● **RECORDS SHOWN**:

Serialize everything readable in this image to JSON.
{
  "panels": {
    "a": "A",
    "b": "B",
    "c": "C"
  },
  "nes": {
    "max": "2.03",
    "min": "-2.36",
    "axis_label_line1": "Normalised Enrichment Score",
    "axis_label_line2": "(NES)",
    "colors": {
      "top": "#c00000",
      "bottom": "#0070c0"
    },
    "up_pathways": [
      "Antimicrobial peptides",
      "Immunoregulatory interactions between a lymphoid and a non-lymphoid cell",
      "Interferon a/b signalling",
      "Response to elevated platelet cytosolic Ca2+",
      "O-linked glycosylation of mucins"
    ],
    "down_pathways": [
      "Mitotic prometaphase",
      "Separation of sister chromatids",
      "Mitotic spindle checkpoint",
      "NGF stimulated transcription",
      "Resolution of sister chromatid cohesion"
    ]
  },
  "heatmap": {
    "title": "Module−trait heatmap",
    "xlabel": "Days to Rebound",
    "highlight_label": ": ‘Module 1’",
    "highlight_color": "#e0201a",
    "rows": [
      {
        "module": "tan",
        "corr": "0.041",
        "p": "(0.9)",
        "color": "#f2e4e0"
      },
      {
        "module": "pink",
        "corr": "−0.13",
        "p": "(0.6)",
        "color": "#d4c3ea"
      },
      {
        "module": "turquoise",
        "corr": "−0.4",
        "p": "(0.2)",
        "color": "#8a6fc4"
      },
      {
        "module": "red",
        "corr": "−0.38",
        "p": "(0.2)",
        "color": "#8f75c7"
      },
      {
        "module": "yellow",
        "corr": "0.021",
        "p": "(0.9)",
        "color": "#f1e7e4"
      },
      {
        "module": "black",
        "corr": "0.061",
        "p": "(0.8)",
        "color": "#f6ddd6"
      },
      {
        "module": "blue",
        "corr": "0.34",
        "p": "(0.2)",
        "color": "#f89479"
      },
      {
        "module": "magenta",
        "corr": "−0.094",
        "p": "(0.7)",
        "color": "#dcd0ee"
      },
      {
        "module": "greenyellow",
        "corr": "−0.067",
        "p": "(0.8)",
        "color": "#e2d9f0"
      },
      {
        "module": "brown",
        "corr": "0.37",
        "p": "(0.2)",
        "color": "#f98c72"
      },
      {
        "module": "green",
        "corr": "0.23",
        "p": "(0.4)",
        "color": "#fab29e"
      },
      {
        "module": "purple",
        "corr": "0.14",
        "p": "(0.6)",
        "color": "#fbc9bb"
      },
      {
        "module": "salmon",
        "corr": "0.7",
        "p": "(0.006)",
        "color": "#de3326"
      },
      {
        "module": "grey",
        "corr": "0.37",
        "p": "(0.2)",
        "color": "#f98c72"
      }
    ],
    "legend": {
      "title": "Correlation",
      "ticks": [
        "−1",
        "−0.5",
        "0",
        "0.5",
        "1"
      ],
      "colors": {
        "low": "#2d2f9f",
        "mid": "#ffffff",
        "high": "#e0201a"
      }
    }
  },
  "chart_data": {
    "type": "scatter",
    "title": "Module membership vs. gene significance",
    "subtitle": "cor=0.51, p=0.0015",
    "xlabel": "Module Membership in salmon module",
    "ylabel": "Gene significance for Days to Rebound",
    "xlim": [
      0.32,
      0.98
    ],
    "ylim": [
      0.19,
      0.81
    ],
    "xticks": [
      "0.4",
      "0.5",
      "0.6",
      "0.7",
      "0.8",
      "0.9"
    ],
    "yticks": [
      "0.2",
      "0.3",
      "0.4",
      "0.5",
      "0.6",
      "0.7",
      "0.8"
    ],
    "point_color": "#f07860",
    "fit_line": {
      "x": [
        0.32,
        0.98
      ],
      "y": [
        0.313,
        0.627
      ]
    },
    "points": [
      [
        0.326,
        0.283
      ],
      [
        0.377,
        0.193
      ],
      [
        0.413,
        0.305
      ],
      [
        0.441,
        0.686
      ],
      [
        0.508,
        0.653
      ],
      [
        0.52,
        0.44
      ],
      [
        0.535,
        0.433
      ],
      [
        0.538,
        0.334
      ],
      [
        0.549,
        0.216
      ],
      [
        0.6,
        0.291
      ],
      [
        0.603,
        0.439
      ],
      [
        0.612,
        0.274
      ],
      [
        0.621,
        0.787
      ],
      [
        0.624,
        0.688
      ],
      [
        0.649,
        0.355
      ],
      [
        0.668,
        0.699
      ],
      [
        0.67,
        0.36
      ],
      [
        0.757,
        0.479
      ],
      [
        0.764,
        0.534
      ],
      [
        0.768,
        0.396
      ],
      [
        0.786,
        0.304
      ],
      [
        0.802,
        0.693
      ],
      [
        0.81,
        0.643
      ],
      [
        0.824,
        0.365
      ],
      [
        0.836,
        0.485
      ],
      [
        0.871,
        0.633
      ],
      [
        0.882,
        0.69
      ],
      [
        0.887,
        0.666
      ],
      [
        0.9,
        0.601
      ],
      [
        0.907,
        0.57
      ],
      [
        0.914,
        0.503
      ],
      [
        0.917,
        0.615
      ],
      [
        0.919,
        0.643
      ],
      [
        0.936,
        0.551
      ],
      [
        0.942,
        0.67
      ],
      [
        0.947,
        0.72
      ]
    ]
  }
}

● **INSTRUCTIONS TO FOLLOW**: Return every line above in which the string "significance" occurs.

● **WRITTEN ANSWER**:
    "title": "Module membership vs. gene significance",
    "ylabel": "Gene significance for Days to Rebound",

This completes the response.